- **WHAT TO DO**:
Look through the lines below; wherever the word "Instandsetzung" appears, copy that line.

+---+

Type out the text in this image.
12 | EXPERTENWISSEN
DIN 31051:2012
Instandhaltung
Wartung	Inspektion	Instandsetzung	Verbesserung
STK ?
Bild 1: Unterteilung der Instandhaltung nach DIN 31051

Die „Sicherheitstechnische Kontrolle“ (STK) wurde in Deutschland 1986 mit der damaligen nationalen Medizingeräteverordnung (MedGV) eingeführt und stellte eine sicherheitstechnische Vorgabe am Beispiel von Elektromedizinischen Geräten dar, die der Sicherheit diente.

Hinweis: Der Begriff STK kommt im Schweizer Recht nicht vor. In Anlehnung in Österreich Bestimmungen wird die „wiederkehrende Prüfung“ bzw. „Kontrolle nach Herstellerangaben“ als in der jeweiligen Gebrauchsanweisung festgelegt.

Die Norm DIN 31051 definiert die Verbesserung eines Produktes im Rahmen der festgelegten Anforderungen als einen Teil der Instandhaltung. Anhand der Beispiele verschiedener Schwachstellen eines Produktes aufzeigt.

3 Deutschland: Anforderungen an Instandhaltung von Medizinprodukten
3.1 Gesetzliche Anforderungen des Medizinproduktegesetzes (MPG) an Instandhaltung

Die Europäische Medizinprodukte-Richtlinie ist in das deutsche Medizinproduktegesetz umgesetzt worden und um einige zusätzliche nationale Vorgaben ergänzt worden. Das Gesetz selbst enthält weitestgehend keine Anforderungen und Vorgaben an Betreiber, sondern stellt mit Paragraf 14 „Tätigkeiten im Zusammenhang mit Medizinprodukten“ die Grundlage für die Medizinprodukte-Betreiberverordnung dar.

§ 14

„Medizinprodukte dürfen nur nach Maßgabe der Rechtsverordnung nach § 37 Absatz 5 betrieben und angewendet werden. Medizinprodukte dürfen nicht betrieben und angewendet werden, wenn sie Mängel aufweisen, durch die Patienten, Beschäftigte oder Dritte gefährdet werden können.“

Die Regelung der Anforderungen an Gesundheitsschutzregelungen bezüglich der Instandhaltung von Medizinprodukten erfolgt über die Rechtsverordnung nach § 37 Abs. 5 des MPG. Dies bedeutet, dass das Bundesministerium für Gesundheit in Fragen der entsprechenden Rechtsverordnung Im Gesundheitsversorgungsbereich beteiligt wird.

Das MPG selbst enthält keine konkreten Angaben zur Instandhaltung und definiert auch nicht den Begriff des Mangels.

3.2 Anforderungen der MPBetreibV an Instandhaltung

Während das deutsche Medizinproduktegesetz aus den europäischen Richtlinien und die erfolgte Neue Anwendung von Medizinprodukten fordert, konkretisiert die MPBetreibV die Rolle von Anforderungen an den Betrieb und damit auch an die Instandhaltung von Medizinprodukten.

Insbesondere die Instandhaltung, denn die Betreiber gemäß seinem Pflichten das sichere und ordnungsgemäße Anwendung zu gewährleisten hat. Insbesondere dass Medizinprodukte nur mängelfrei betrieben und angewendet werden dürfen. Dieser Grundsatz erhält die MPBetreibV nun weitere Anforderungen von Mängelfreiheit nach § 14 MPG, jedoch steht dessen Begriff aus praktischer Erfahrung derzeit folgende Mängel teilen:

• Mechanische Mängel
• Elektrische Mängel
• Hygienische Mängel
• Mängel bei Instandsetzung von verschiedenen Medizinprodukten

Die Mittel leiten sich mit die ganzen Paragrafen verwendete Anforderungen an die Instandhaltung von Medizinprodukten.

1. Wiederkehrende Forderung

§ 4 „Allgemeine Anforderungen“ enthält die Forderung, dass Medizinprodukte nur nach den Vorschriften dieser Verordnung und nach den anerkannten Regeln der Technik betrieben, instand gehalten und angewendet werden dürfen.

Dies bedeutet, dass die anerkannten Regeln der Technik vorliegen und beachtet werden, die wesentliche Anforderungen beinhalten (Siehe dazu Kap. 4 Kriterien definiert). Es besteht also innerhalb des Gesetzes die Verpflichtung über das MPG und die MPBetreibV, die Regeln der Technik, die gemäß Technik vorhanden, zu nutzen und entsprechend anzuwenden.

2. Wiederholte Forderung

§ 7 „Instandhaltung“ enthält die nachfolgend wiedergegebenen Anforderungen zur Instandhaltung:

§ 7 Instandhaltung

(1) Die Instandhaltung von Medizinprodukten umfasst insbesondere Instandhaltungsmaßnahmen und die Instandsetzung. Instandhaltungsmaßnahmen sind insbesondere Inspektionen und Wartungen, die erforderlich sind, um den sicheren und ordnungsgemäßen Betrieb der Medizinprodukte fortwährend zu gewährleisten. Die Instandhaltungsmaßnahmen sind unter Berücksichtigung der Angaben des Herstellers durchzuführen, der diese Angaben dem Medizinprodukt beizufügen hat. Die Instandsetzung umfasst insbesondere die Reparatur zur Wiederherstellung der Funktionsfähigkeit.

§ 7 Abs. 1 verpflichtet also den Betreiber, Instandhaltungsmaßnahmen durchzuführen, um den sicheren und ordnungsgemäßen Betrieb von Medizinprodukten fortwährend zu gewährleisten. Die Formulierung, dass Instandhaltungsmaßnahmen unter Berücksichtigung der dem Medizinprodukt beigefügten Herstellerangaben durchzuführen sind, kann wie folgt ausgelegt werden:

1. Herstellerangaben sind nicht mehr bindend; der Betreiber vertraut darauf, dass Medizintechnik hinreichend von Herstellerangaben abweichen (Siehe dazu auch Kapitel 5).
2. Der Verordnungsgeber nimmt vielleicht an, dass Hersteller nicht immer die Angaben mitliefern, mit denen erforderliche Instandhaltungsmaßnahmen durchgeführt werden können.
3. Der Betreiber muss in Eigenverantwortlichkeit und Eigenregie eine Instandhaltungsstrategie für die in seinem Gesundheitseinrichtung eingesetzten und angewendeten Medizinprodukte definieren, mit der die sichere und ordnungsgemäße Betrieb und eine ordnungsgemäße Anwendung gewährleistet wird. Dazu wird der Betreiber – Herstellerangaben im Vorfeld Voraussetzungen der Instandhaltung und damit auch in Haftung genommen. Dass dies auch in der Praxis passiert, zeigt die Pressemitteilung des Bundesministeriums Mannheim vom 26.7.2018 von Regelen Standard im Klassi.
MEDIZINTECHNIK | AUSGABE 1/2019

+---+

- **RESPONSE AREA**:
Wartung	Inspektion	Instandsetzung	Verbesserung
• Mängel bei Instandsetzung von verschiedenen Medizinprodukten
(1) Die Instandhaltung von Medizinprodukten umfasst insbesondere Instandhaltungsmaßnahmen und die Instandsetzung. Instandhaltungsmaßnahmen sind insbesondere Inspektionen und Wartungen, die erforderlich sind, um den sicheren und ordnungsgemäßen Betrieb der Medizinprodukte fortwährend zu gewährleisten. Die Instandhaltungsmaßnahmen sind unter Berücksichtigung der Angaben des Herstellers durchzuführen, der diese Angaben dem Medizinprodukt beizufügen hat. Die Instandsetzung umfasst insbesondere die Reparatur zur Wiederherstellung der Funktionsfähigkeit.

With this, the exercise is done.